## DATA
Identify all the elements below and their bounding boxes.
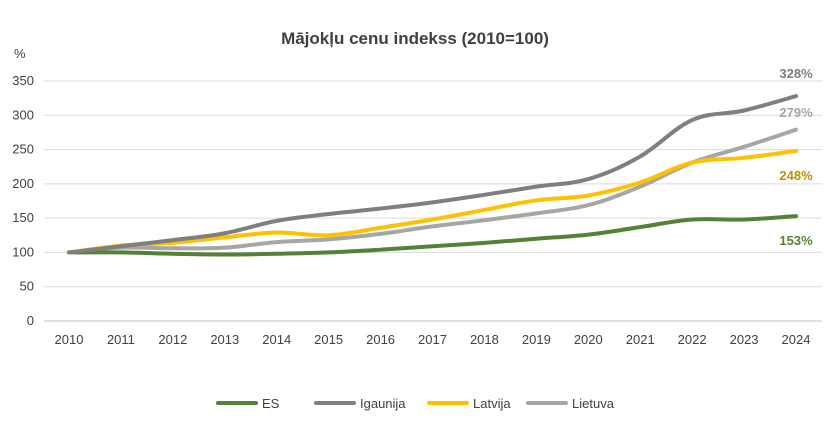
- x-axis-ticks: 2010 2011 2012 2013 2014 2015 2016 2017 2018 2019…: [55, 332, 811, 347]
- x-tick-label: 2021: [626, 332, 655, 347]
- y-tick-label: 50: [20, 279, 34, 294]
- series-line-latvija: [67, 148, 798, 255]
- x-tick-label: 2011: [107, 332, 135, 347]
- series-line-es: [67, 214, 798, 257]
- x-tick-label: 2022: [678, 332, 707, 347]
- y-tick-label: 300: [12, 107, 34, 122]
- y-axis-ticks: 0 50 100 150 200 250 300 350: [12, 73, 34, 328]
- series-line-igaunija: [67, 94, 798, 255]
- x-tick-label: 2012: [158, 332, 187, 347]
- y-tick-label: 0: [27, 313, 34, 328]
- x-tick-label: 2018: [470, 332, 499, 347]
- end-label-lietuva: 279%: [779, 105, 813, 120]
- series-line-lietuva: [67, 127, 798, 255]
- x-tick-label: 2016: [366, 332, 395, 347]
- x-tick-label: 2024: [782, 332, 811, 347]
- y-tick-label: 250: [12, 142, 34, 157]
- legend-label-es: ES: [262, 396, 280, 411]
- x-tick-label: 2014: [262, 332, 291, 347]
- y-tick-label: 200: [12, 176, 34, 191]
- end-label-latvija: 248%: [779, 168, 813, 183]
- end-label-es: 153%: [779, 233, 813, 248]
- y-tick-label: 350: [12, 73, 34, 88]
- x-tick-label: 2019: [522, 332, 551, 347]
- y-tick-label: 150: [12, 210, 34, 225]
- x-tick-label: 2015: [314, 332, 343, 347]
- x-tick-label: 2023: [730, 332, 759, 347]
- legend: ES Igaunija Latvija Lietuva: [216, 396, 615, 411]
- legend-label-lietuva: Lietuva: [572, 396, 615, 411]
- y-axis-unit-label: %: [14, 46, 26, 61]
- x-tick-label: 2020: [574, 332, 603, 347]
- x-tick-label: 2010: [55, 332, 84, 347]
- x-tick-label: 2013: [210, 332, 239, 347]
- end-label-igaunija: 328%: [779, 66, 813, 81]
- y-tick-label: 100: [12, 244, 34, 259]
- legend-label-latvija: Latvija: [473, 396, 511, 411]
- end-labels: 153% 328% 248% 279%: [779, 66, 813, 248]
- series-lines: [67, 94, 798, 257]
- x-tick-label: 2017: [418, 332, 447, 347]
- legend-label-igaunija: Igaunija: [360, 396, 406, 411]
- chart-title: Mājokļu cenu indekss (2010=100): [281, 29, 549, 48]
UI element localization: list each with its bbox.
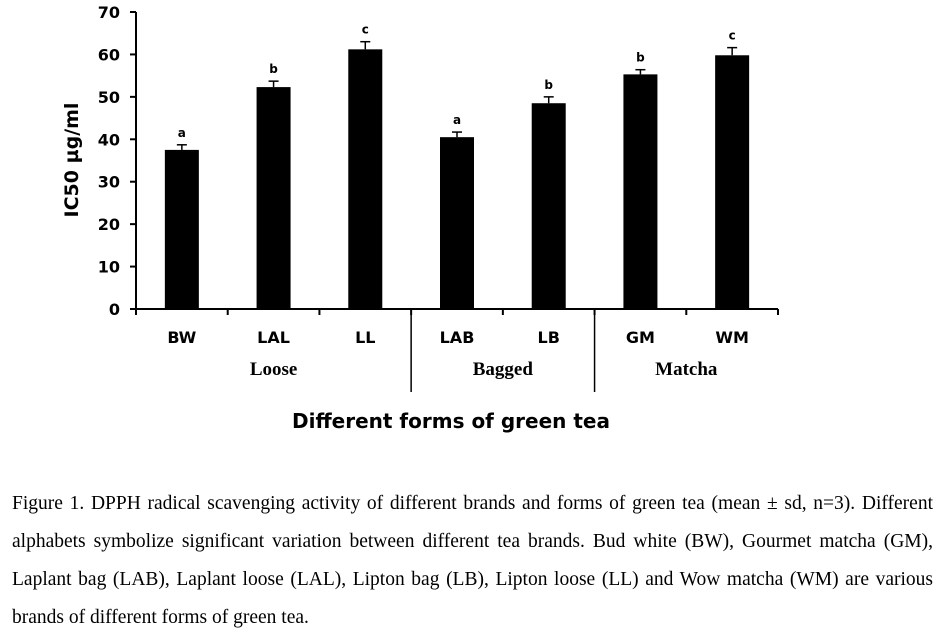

## DIRECTION
Repeat every row above word for word, but leave the pictures out.

## ANSWER FOR THIS EXERCISE
Identify all the elements below and their bounding boxes.
- x-axis-ticks: 2010 2011 2012 2013 2014 2015 2016 2017 2018 2019…: [55, 332, 811, 347]
- x-tick-label: 2021: [626, 332, 655, 347]
- y-tick-label: 50: [20, 279, 34, 294]
- series-line-latvija: [67, 148, 798, 255]
- x-tick-label: 2011: [107, 332, 135, 347]
- series-line-es: [67, 214, 798, 257]
- x-tick-label: 2022: [678, 332, 707, 347]
- y-tick-label: 300: [12, 107, 34, 122]
- y-axis-ticks: 0 50 100 150 200 250 300 350: [12, 73, 34, 328]
- series-line-igaunija: [67, 94, 798, 255]
- x-tick-label: 2012: [158, 332, 187, 347]
- y-tick-label: 0: [27, 313, 34, 328]
- x-tick-label: 2018: [470, 332, 499, 347]
- end-label-lietuva: 279%: [779, 105, 813, 120]
- series-line-lietuva: [67, 127, 798, 255]
- x-tick-label: 2016: [366, 332, 395, 347]
- x-tick-label: 2024: [782, 332, 811, 347]
- y-tick-label: 250: [12, 142, 34, 157]
- legend-label-es: ES: [262, 396, 280, 411]
- x-tick-label: 2014: [262, 332, 291, 347]
- y-tick-label: 200: [12, 176, 34, 191]
- end-label-latvija: 248%: [779, 168, 813, 183]
- end-label-es: 153%: [779, 233, 813, 248]
- y-tick-label: 350: [12, 73, 34, 88]
- x-tick-label: 2019: [522, 332, 551, 347]
- y-tick-label: 150: [12, 210, 34, 225]
- x-tick-label: 2015: [314, 332, 343, 347]
- x-tick-label: 2023: [730, 332, 759, 347]
- legend: ES Igaunija Latvija Lietuva: [216, 396, 615, 411]
- legend-label-lietuva: Lietuva: [572, 396, 615, 411]
- y-axis-unit-label: %: [14, 46, 26, 61]
- x-tick-label: 2020: [574, 332, 603, 347]
- x-tick-label: 2010: [55, 332, 84, 347]
- x-tick-label: 2013: [210, 332, 239, 347]
- end-label-igaunija: 328%: [779, 66, 813, 81]
- y-tick-label: 100: [12, 244, 34, 259]
- legend-label-latvija: Latvija: [473, 396, 511, 411]
- end-labels: 153% 328% 248% 279%: [779, 66, 813, 248]
- series-lines: [67, 94, 798, 257]
- x-tick-label: 2017: [418, 332, 447, 347]
- legend-label-igaunija: Igaunija: [360, 396, 406, 411]
- chart-title: Mājokļu cenu indekss (2010=100): [281, 29, 549, 48]
UI element localization: list each with its bbox.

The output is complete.